"""
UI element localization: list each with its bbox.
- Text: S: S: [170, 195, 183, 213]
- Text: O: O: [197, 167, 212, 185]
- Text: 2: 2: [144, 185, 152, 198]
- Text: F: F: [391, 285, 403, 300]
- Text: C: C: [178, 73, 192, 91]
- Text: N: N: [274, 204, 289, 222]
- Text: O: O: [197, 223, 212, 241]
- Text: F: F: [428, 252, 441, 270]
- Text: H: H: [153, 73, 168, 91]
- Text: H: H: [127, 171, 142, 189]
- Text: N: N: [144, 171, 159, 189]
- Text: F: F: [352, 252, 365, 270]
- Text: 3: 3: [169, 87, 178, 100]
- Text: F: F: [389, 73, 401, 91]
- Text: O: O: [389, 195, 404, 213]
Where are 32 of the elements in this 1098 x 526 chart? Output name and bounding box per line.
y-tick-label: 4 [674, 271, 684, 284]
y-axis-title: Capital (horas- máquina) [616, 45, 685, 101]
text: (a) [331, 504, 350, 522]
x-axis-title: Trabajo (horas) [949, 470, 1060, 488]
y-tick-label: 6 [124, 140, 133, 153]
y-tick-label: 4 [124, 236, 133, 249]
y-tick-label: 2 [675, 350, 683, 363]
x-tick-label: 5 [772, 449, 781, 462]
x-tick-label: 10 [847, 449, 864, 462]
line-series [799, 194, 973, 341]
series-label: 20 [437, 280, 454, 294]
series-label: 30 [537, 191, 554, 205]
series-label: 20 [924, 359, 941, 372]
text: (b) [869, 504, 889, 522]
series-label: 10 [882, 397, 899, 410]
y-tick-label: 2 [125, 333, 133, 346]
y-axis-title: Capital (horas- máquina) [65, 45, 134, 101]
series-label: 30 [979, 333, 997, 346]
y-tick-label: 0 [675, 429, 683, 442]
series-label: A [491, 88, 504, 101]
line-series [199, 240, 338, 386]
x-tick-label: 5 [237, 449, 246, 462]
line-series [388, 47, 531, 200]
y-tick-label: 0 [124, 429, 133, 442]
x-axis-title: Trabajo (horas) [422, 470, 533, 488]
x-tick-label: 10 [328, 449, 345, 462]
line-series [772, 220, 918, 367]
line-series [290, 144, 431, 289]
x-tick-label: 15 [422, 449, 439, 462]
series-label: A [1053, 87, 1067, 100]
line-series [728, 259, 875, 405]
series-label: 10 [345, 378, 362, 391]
"""
What the exercise asks =>
Render every line of the records above as a JSON list of strings, one string per line, and leave out any blank lines.

Output for this exercise =>
[
  "UI element localization: list each with its bbox.",
  "- Text: S: S: [170, 195, 183, 213]",
  "- Text: O: O: [197, 167, 212, 185]",
  "- Text: 2: 2: [144, 185, 152, 198]",
  "- Text: F: F: [391, 285, 403, 300]",
  "- Text: C: C: [178, 73, 192, 91]",
  "- Text: N: N: [274, 204, 289, 222]",
  "- Text: O: O: [197, 223, 212, 241]",
  "- Text: F: F: [428, 252, 441, 270]",
  "- Text: H: H: [153, 73, 168, 91]",
  "- Text: H: H: [127, 171, 142, 189]",
  "- Text: N: N: [144, 171, 159, 189]",
  "- Text: F: F: [352, 252, 365, 270]",
  "- Text: 3: 3: [169, 87, 178, 100]",
  "- Text: F: F: [389, 73, 401, 91]",
  "- Text: O: O: [389, 195, 404, 213]",
  "Where are 32 of the elements in this 1098 x 526 chart? Output name and bounding box per line.",
  "y-tick-label: 4 [674, 271, 684, 284]",
  "y-axis-title: Capital (horas- máquina) [616, 45, 685, 101]",
  "text: (a) [331, 504, 350, 522]",
  "x-axis-title: Trabajo (horas) [949, 470, 1060, 488]",
  "y-tick-label: 6 [124, 140, 133, 153]",
  "y-tick-label: 4 [124, 236, 133, 249]",
  "y-tick-label: 2 [675, 350, 683, 363]",
  "x-tick-label: 5 [772, 449, 781, 462]",
  "x-tick-label: 10 [847, 449, 864, 462]",
  "line-series [799, 194, 973, 341]",
  "series-label: 20 [437, 280, 454, 294]",
  "series-label: 30 [537, 191, 554, 205]",
  "series-label: 20 [924, 359, 941, 372]",
  "text: (b) [869, 504, 889, 522]",
  "series-label: 10 [882, 397, 899, 410]",
  "y-tick-label: 2 [125, 333, 133, 346]",
  "y-axis-title: Capital (horas- máquina) [65, 45, 134, 101]",
  "series-label: 30 [979, 333, 997, 346]",
  "y-tick-label: 0 [675, 429, 683, 442]",
  "series-label: A [491, 88, 504, 101]",
  "line-series [199, 240, 338, 386]",
  "x-tick-label: 5 [237, 449, 246, 462]",
  "line-series [388, 47, 531, 200]",
  "y-tick-label: 0 [124, 429, 133, 442]",
  "x-axis-title: Trabajo (horas) [422, 470, 533, 488]",
  "x-tick-label: 10 [328, 449, 345, 462]",
  "line-series [772, 220, 918, 367]",
  "line-series [290, 144, 431, 289]",
  "x-tick-label: 15 [422, 449, 439, 462]",
  "series-label: A [1053, 87, 1067, 100]",
  "line-series [728, 259, 875, 405]",
  "series-label: 10 [345, 378, 362, 391]"
]